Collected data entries
+ + + +

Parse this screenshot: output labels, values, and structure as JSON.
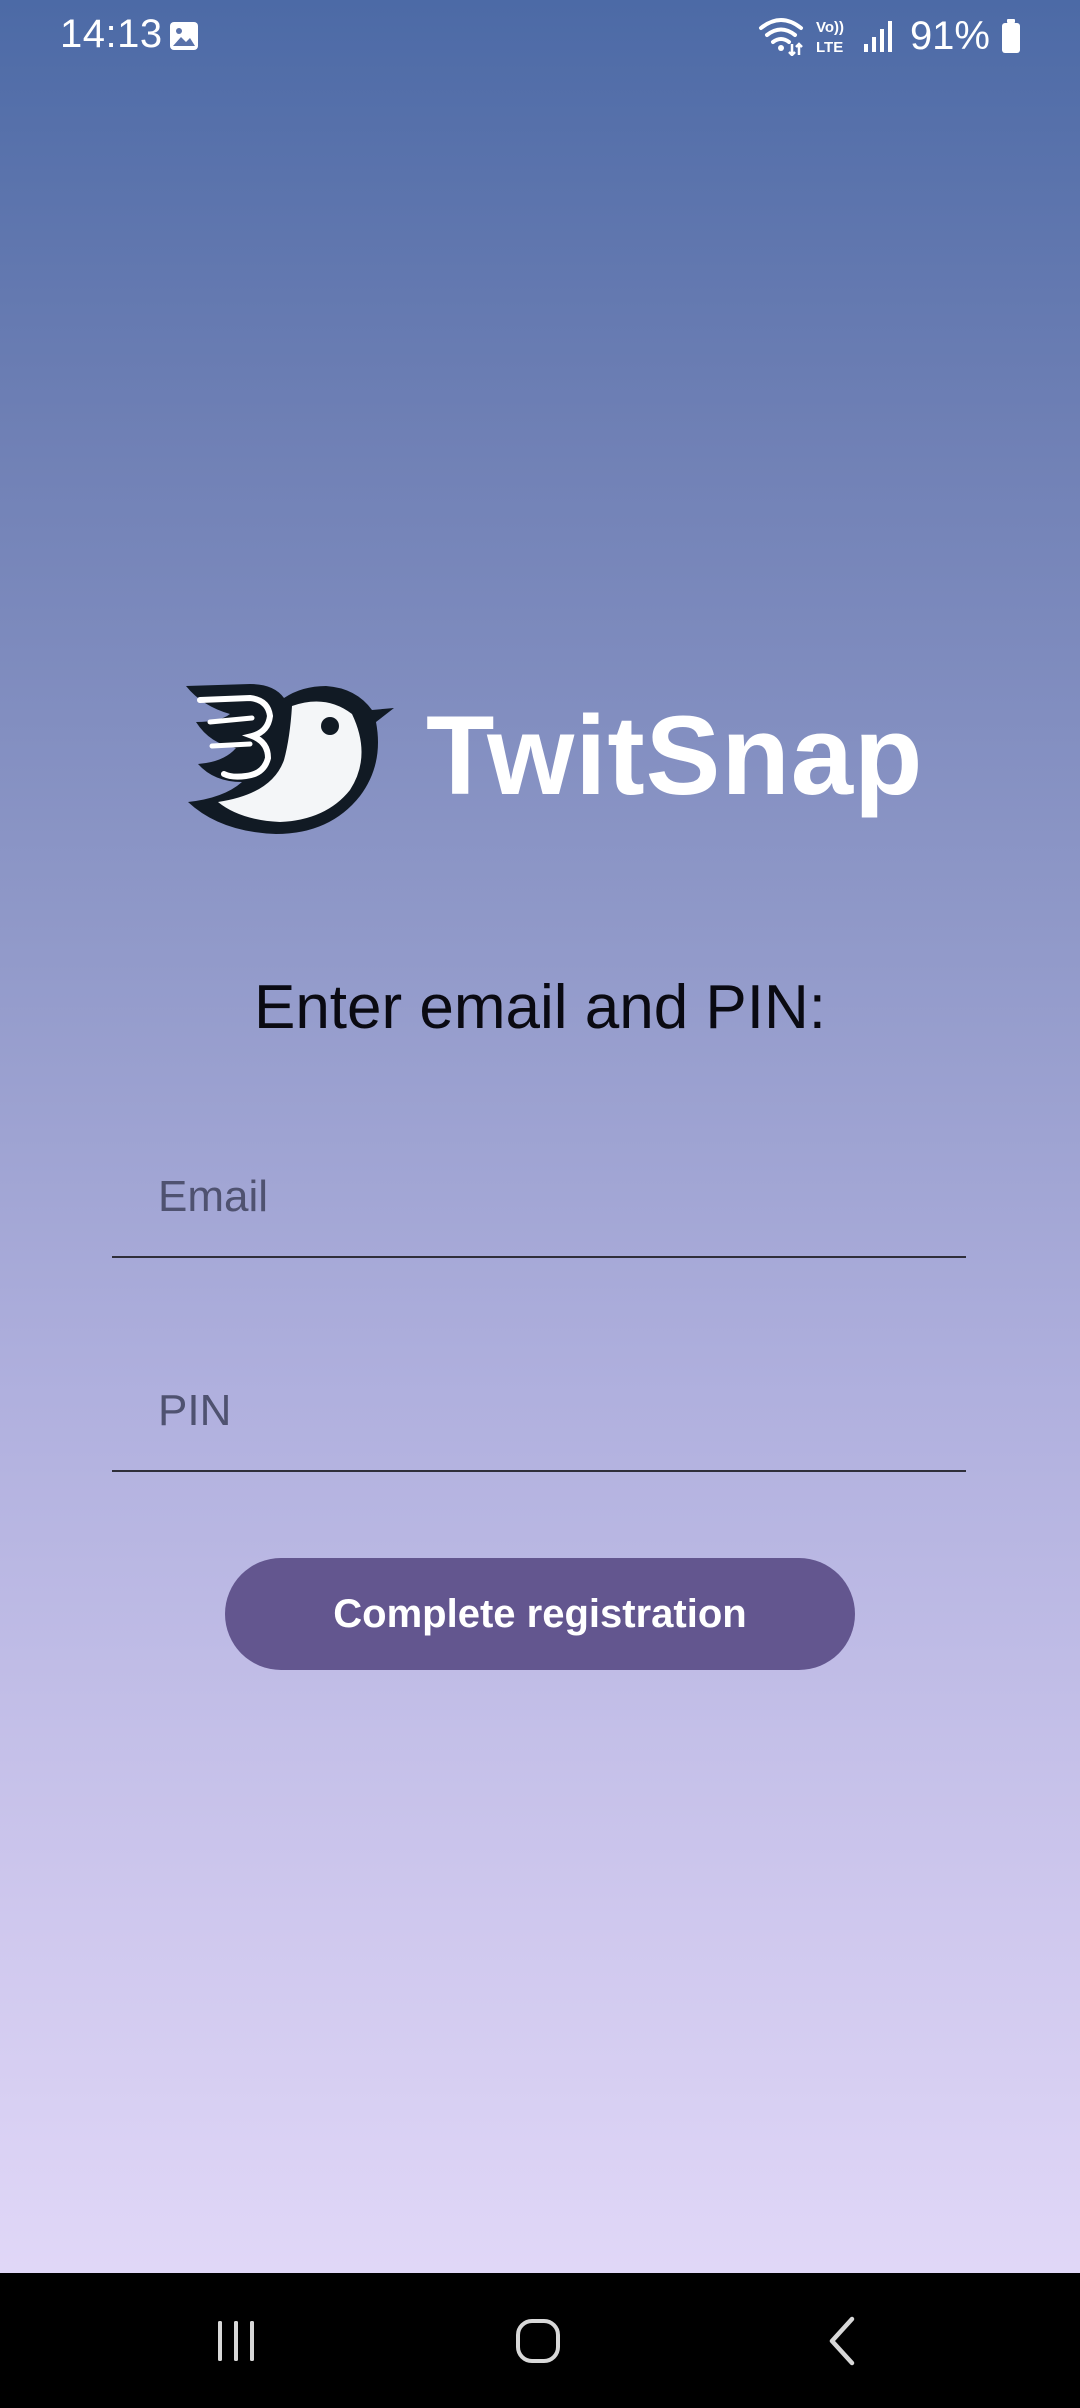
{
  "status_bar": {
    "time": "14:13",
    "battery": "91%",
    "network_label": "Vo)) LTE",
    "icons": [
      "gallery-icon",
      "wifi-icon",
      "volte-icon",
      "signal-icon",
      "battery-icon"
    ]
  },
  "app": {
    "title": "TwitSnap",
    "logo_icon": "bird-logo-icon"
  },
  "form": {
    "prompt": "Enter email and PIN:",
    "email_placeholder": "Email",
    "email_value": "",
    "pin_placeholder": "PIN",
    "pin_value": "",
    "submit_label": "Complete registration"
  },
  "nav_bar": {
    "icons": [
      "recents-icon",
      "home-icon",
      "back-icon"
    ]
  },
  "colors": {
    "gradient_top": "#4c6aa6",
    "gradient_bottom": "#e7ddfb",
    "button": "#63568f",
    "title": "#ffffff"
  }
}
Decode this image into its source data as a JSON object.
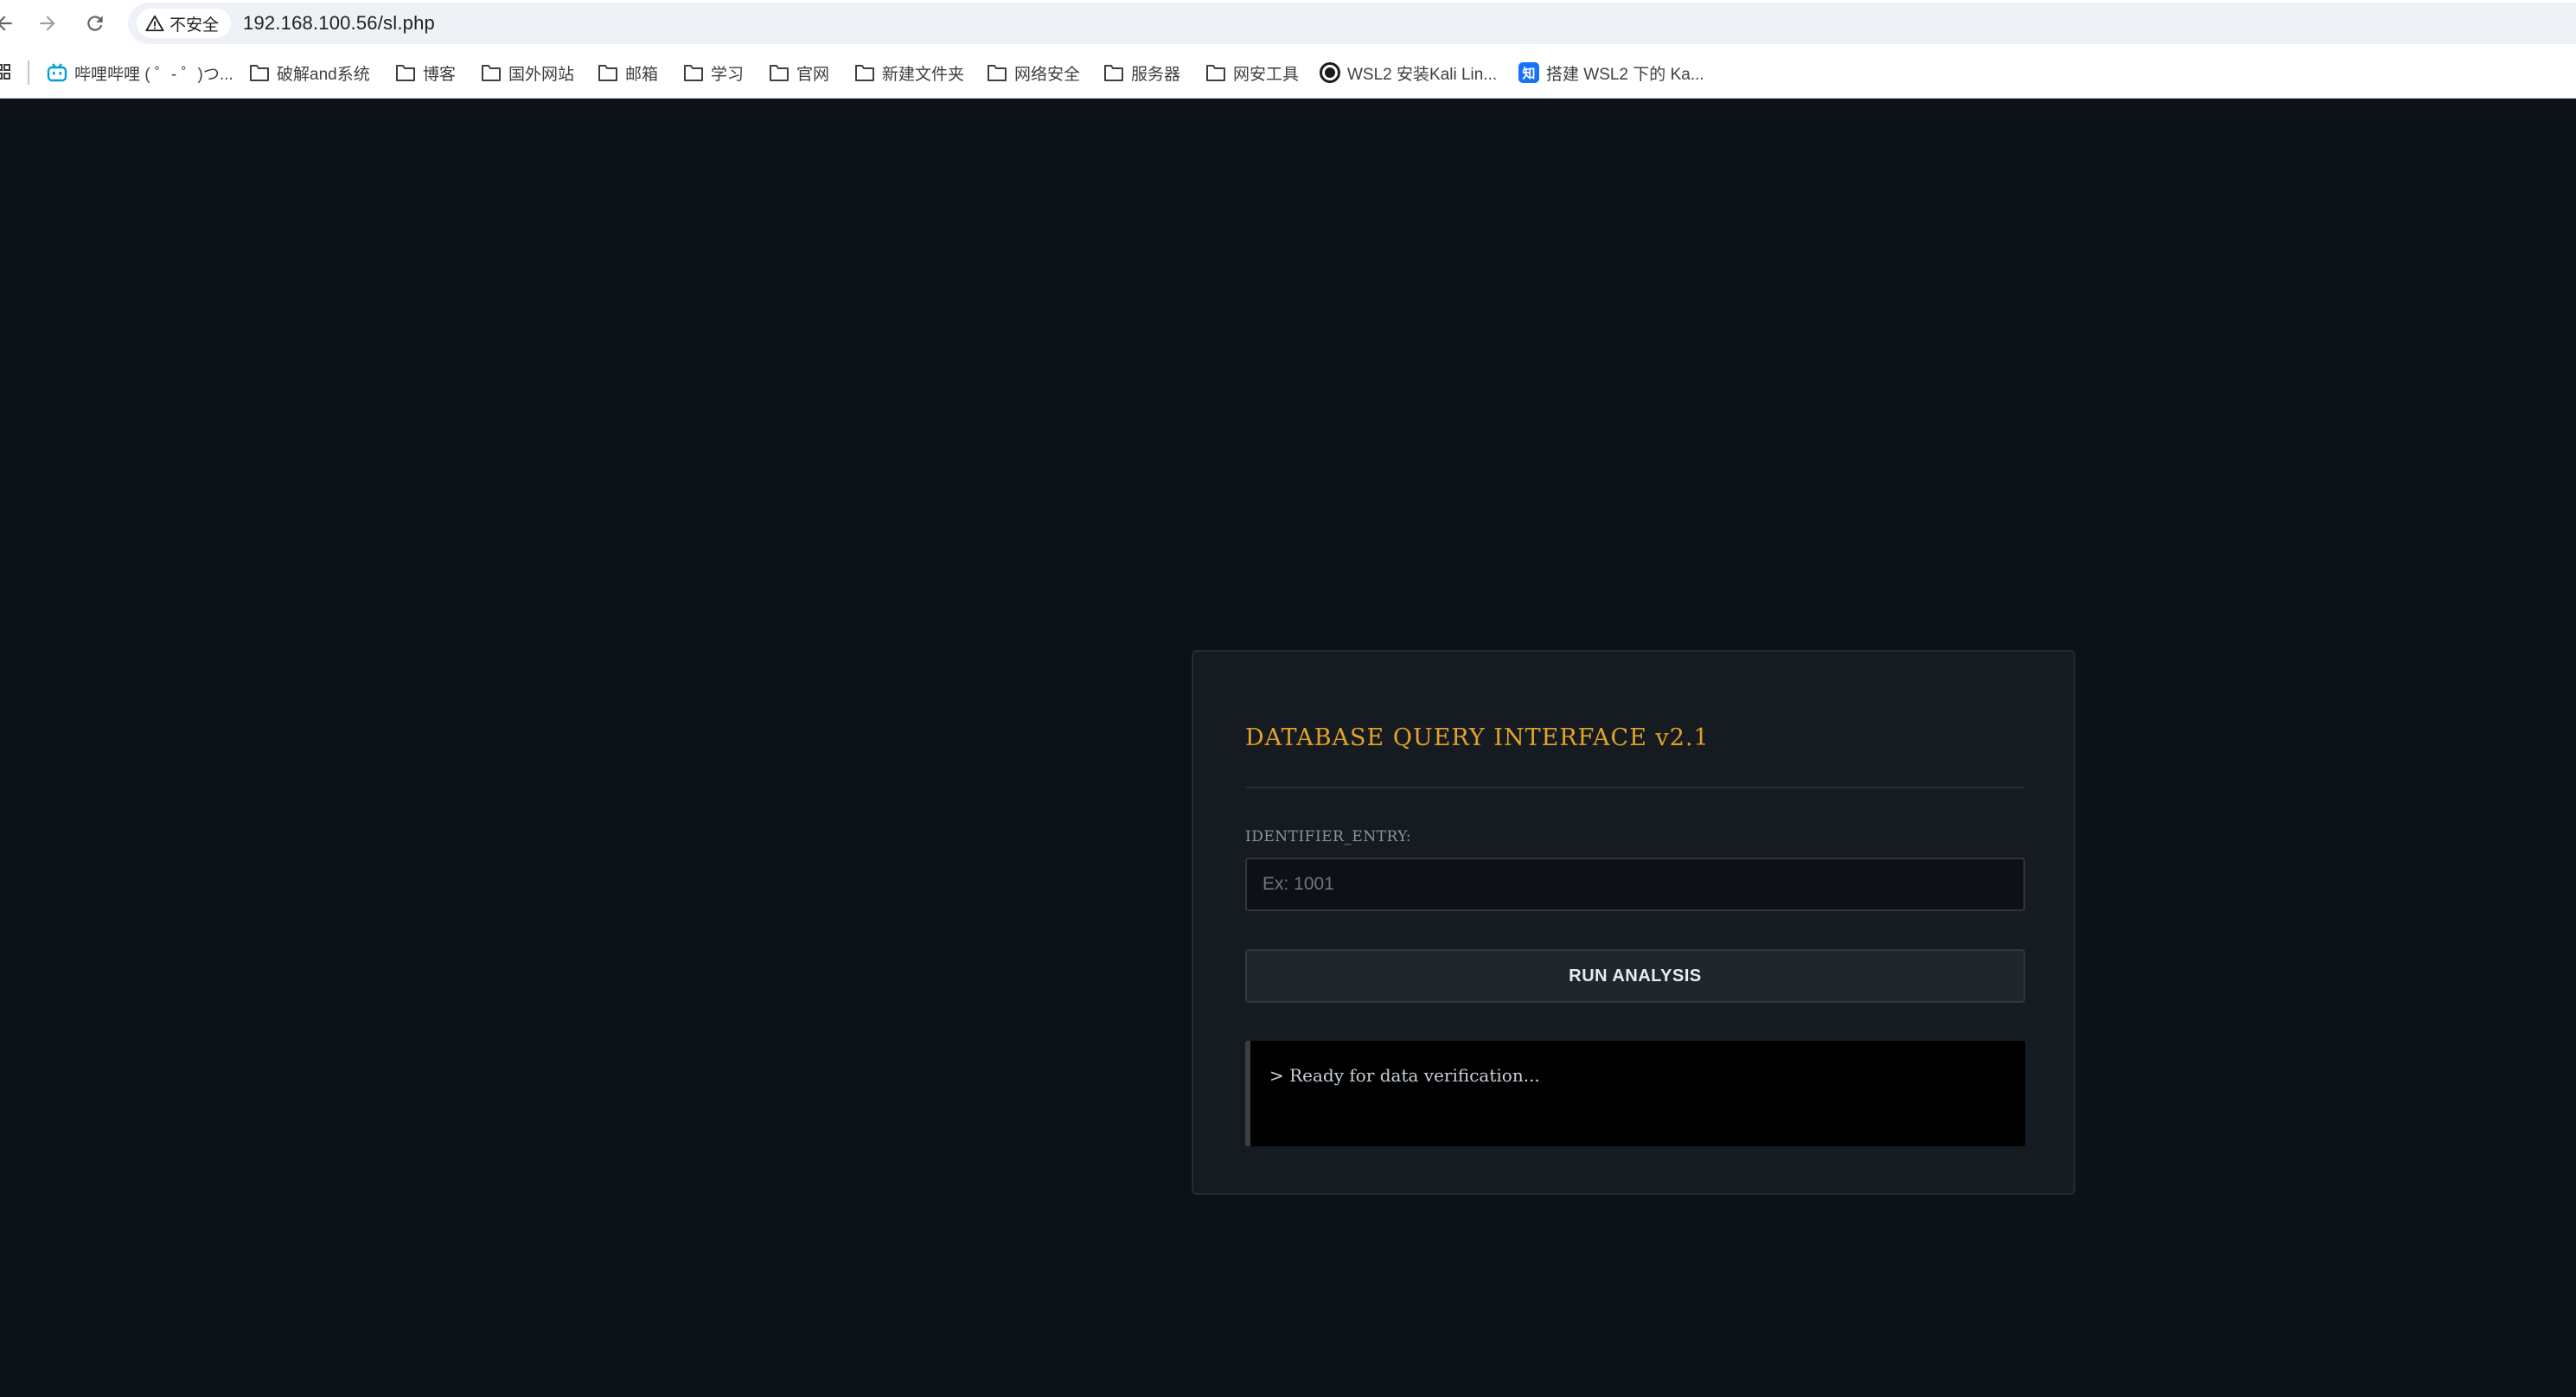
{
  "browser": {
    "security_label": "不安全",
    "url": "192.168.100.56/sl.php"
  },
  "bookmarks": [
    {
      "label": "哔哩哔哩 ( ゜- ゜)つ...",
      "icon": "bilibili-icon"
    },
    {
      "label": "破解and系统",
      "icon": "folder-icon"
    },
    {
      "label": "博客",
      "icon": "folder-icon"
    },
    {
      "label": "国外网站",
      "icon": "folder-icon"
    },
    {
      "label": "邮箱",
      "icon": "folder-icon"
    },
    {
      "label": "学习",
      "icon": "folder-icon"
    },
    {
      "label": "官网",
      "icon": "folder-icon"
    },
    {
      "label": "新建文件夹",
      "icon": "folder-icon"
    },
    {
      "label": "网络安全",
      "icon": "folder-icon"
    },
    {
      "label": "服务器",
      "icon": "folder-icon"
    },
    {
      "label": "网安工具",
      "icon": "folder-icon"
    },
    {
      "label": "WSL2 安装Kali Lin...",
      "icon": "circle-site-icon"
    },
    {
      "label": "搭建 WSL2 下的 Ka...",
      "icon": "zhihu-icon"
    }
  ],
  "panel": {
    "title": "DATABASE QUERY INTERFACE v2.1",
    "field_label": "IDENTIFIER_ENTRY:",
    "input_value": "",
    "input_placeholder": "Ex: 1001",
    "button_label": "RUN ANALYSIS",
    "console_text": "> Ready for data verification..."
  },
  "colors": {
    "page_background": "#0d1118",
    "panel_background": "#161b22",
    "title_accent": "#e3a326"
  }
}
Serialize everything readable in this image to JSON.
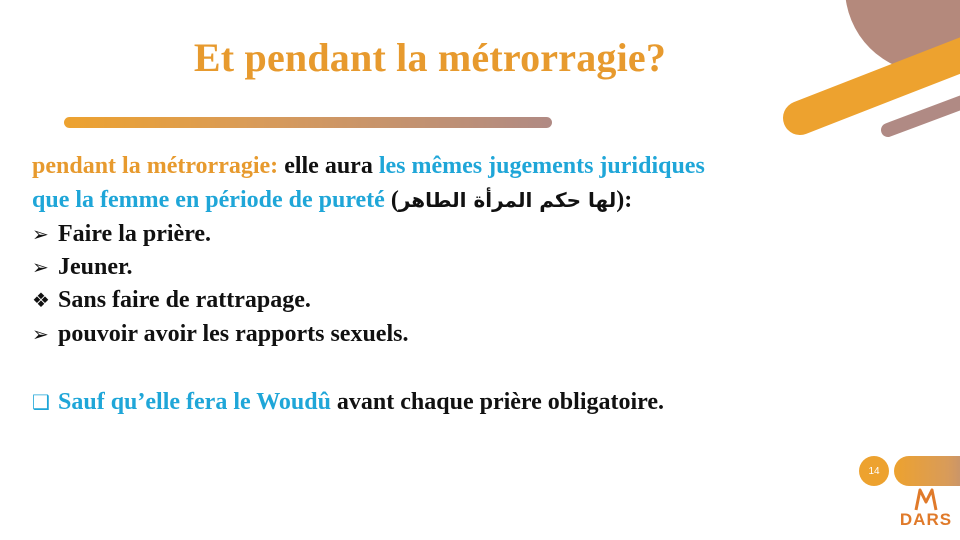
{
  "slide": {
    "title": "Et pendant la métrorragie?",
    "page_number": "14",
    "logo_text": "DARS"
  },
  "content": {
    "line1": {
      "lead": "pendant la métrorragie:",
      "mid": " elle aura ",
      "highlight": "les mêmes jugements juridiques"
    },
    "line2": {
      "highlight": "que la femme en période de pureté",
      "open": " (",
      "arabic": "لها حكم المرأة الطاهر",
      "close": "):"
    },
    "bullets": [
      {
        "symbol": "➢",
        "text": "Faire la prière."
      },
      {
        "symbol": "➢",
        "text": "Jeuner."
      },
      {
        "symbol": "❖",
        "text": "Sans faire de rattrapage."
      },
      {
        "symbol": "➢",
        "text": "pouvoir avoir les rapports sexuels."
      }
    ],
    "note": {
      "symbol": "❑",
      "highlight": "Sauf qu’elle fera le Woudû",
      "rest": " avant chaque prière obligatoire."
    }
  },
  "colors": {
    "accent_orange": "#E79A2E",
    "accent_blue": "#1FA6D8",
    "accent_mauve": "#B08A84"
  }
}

+ + + +

• **Exercise description**:
Return the full material word for word. Do not include the pictures.

• **Task answer**:
Parse this screenshot: output labels, values, and structure as JSON.
{
  "status_bar": {
    "time": "14:13",
    "battery": "91%",
    "network_label": "Vo)) LTE",
    "icons": [
      "gallery-icon",
      "wifi-icon",
      "volte-icon",
      "signal-icon",
      "battery-icon"
    ]
  },
  "app": {
    "title": "TwitSnap",
    "logo_icon": "bird-logo-icon"
  },
  "form": {
    "prompt": "Enter email and PIN:",
    "email_placeholder": "Email",
    "email_value": "",
    "pin_placeholder": "PIN",
    "pin_value": "",
    "submit_label": "Complete registration"
  },
  "nav_bar": {
    "icons": [
      "recents-icon",
      "home-icon",
      "back-icon"
    ]
  },
  "colors": {
    "gradient_top": "#4c6aa6",
    "gradient_bottom": "#e7ddfb",
    "button": "#63568f",
    "title": "#ffffff"
  }
}
Decode this image into its source data as a JSON object.
{
  "browser": {
    "security_label": "不安全",
    "url": "192.168.100.56/sl.php"
  },
  "bookmarks": [
    {
      "label": "哔哩哔哩 ( ゜- ゜)つ...",
      "icon": "bilibili-icon"
    },
    {
      "label": "破解and系统",
      "icon": "folder-icon"
    },
    {
      "label": "博客",
      "icon": "folder-icon"
    },
    {
      "label": "国外网站",
      "icon": "folder-icon"
    },
    {
      "label": "邮箱",
      "icon": "folder-icon"
    },
    {
      "label": "学习",
      "icon": "folder-icon"
    },
    {
      "label": "官网",
      "icon": "folder-icon"
    },
    {
      "label": "新建文件夹",
      "icon": "folder-icon"
    },
    {
      "label": "网络安全",
      "icon": "folder-icon"
    },
    {
      "label": "服务器",
      "icon": "folder-icon"
    },
    {
      "label": "网安工具",
      "icon": "folder-icon"
    },
    {
      "label": "WSL2 安装Kali Lin...",
      "icon": "circle-site-icon"
    },
    {
      "label": "搭建 WSL2 下的 Ka...",
      "icon": "zhihu-icon"
    }
  ],
  "panel": {
    "title": "DATABASE QUERY INTERFACE v2.1",
    "field_label": "IDENTIFIER_ENTRY:",
    "input_value": "",
    "input_placeholder": "Ex: 1001",
    "button_label": "RUN ANALYSIS",
    "console_text": "> Ready for data verification..."
  },
  "colors": {
    "page_background": "#0d1118",
    "panel_background": "#161b22",
    "title_accent": "#e3a326"
  }
}
Serialize everything readable in this image to JSON.
{
  "slide": {
    "title": "Et pendant la métrorragie?",
    "page_number": "14",
    "logo_text": "DARS"
  },
  "content": {
    "line1": {
      "lead": "pendant la métrorragie:",
      "mid": " elle aura ",
      "highlight": "les mêmes jugements juridiques"
    },
    "line2": {
      "highlight": "que la femme en période de pureté",
      "open": " (",
      "arabic": "لها حكم المرأة الطاهر",
      "close": "):"
    },
    "bullets": [
      {
        "symbol": "➢",
        "text": "Faire la prière."
      },
      {
        "symbol": "➢",
        "text": "Jeuner."
      },
      {
        "symbol": "❖",
        "text": "Sans faire de rattrapage."
      },
      {
        "symbol": "➢",
        "text": "pouvoir avoir les rapports sexuels."
      }
    ],
    "note": {
      "symbol": "❑",
      "highlight": "Sauf qu’elle fera le Woudû",
      "rest": " avant chaque prière obligatoire."
    }
  },
  "colors": {
    "accent_orange": "#E79A2E",
    "accent_blue": "#1FA6D8",
    "accent_mauve": "#B08A84"
  }
}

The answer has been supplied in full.